Data excerpts:
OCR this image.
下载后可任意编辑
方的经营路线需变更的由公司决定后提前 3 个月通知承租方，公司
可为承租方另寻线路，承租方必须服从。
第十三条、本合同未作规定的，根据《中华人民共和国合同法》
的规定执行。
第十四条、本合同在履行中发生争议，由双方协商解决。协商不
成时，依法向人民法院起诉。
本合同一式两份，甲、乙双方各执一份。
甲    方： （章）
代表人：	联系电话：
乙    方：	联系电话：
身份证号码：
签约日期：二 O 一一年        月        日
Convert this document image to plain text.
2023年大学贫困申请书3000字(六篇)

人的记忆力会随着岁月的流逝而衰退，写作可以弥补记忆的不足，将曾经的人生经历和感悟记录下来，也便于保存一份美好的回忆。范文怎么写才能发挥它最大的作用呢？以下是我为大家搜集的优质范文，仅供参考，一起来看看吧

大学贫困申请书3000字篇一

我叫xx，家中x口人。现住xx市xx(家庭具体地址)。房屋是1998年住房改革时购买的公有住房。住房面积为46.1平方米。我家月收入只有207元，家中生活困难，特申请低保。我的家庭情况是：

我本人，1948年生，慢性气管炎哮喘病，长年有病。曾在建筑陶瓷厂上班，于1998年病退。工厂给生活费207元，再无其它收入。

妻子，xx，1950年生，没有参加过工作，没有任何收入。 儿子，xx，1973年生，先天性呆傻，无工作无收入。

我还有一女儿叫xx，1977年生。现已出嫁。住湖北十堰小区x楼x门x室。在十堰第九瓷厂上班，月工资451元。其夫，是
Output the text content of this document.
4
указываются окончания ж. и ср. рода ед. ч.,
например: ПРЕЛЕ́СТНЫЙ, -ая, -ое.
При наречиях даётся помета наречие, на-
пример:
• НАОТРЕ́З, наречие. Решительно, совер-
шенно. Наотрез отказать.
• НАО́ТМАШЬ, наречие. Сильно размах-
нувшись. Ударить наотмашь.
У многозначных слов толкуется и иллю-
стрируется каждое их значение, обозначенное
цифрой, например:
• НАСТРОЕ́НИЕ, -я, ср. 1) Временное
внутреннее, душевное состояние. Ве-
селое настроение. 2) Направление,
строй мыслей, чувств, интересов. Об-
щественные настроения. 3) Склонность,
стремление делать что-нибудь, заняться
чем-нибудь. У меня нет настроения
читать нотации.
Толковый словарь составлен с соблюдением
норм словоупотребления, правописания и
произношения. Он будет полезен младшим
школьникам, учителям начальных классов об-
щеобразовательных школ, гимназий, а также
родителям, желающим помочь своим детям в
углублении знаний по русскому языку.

Task instructions ▸
For this exercise, gather every line of the data that contains the word "нибудь".

Exercise output ▸
стремление делать что-нибудь, заняться
чем-нибудь. У меня нет настроения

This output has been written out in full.